-- Begin Supplied material --

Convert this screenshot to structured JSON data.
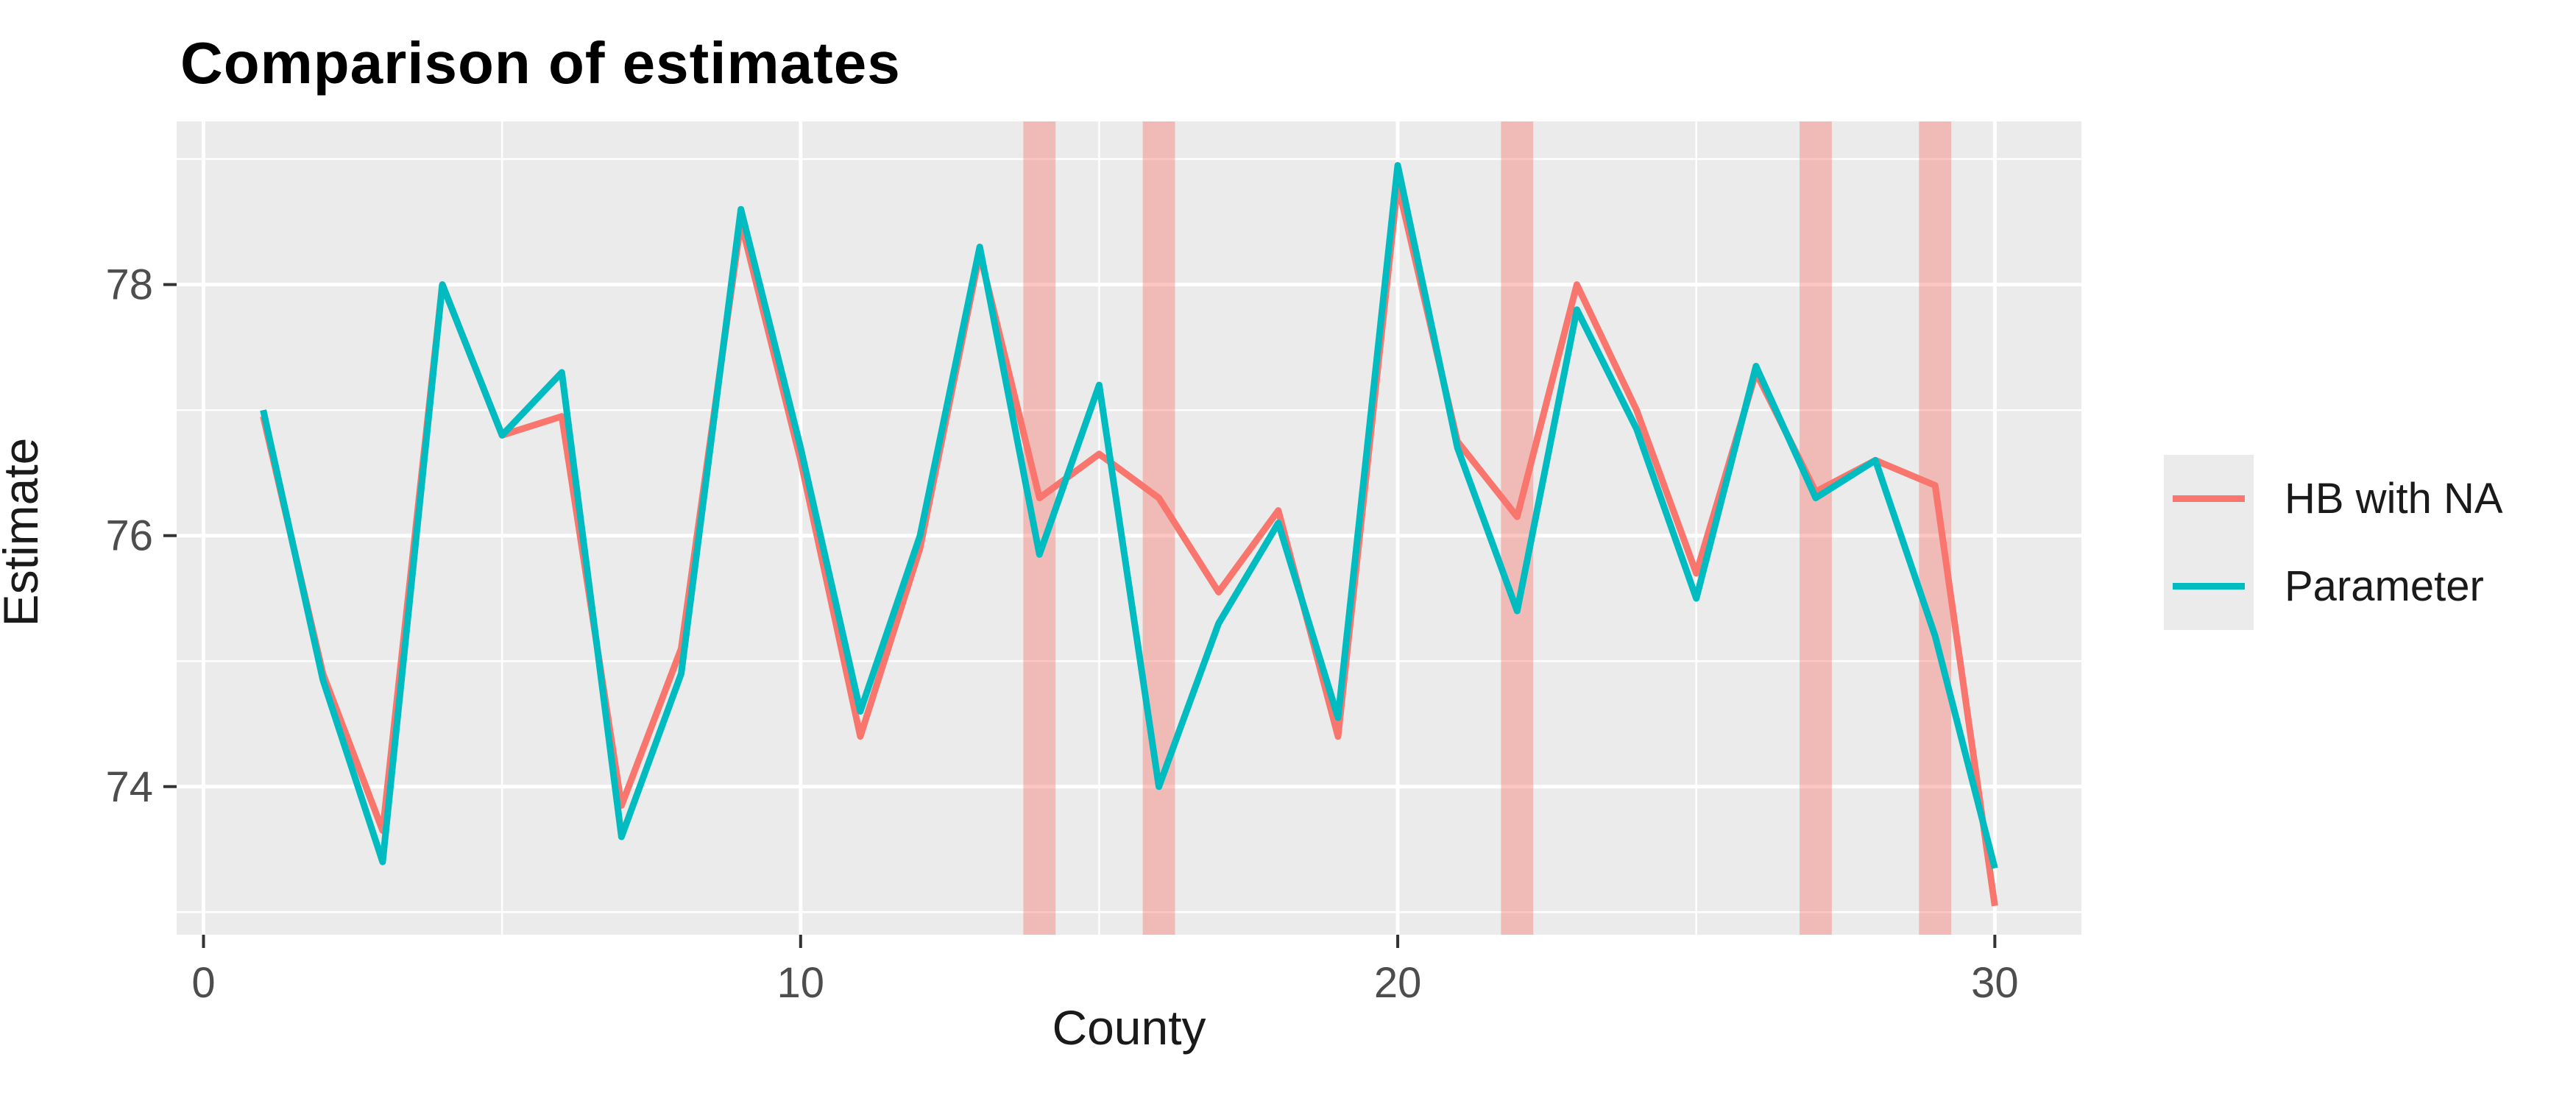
{
  "title": "Comparison of estimates",
  "x_axis": {
    "label": "County",
    "tick_labels": [
      "0",
      "10",
      "20",
      "30"
    ],
    "ticks": [
      0,
      10,
      20,
      30
    ],
    "minor_ticks": [
      5,
      15,
      25
    ],
    "domain": [
      -0.45,
      31.45
    ]
  },
  "y_axis": {
    "label": "Estimate",
    "tick_labels": [
      "74",
      "76",
      "78"
    ],
    "ticks": [
      74,
      76,
      78
    ],
    "minor_ticks": [
      73,
      75,
      77,
      79
    ],
    "domain": [
      72.82,
      79.3
    ]
  },
  "legend": {
    "items": [
      {
        "label": "HB with NA",
        "color": "#F8766D"
      },
      {
        "label": "Parameter",
        "color": "#00BCC0"
      }
    ]
  },
  "colors": {
    "hb_line": "#F8766D",
    "parameter_line": "#00BCC0",
    "na_band": "rgba(248,118,109,0.42)",
    "panel_background": "#EBEBEB",
    "gridline": "#FFFFFF",
    "tick_label": "#4D4D4D",
    "tick_mark": "#333333",
    "axis_title": "#1a1a1a",
    "title": "#000000"
  },
  "chart_data": {
    "type": "line",
    "title": "Comparison of estimates",
    "xlabel": "County",
    "ylabel": "Estimate",
    "x": [
      1,
      2,
      3,
      4,
      5,
      6,
      7,
      8,
      9,
      10,
      11,
      12,
      13,
      14,
      15,
      16,
      17,
      18,
      19,
      20,
      21,
      22,
      23,
      24,
      25,
      26,
      27,
      28,
      29,
      30
    ],
    "series": [
      {
        "name": "HB with NA",
        "color": "#F8766D",
        "values": [
          76.95,
          74.9,
          73.65,
          78.0,
          76.8,
          76.95,
          73.85,
          75.1,
          78.5,
          76.6,
          74.4,
          75.9,
          78.25,
          76.3,
          76.65,
          76.3,
          75.55,
          76.2,
          74.4,
          78.8,
          76.75,
          76.15,
          78.0,
          77.0,
          75.7,
          77.3,
          76.35,
          76.6,
          76.4,
          73.05
        ]
      },
      {
        "name": "Parameter",
        "color": "#00BCC0",
        "values": [
          77.0,
          74.85,
          73.4,
          78.0,
          76.8,
          77.3,
          73.6,
          74.9,
          78.6,
          76.7,
          74.6,
          76.0,
          78.3,
          75.85,
          77.2,
          74.0,
          75.3,
          76.1,
          74.55,
          78.95,
          76.7,
          75.4,
          77.8,
          76.85,
          75.5,
          77.35,
          76.3,
          76.6,
          75.2,
          73.35
        ]
      }
    ],
    "na_highlight_counties": [
      14,
      16,
      22,
      27,
      29
    ],
    "na_band_halfwidth": 0.27,
    "xlim": [
      -0.45,
      31.45
    ],
    "ylim": [
      72.82,
      79.3
    ],
    "grid": true,
    "legend_position": "right",
    "panel_background": "#EBEBEB"
  }
}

-- End Supplied material --

- **Task to complete**
Where a line above includes "Comparison", copy that line.

- **Full solution**
  "title": "Comparison of estimates",
    "title": "Comparison of estimates",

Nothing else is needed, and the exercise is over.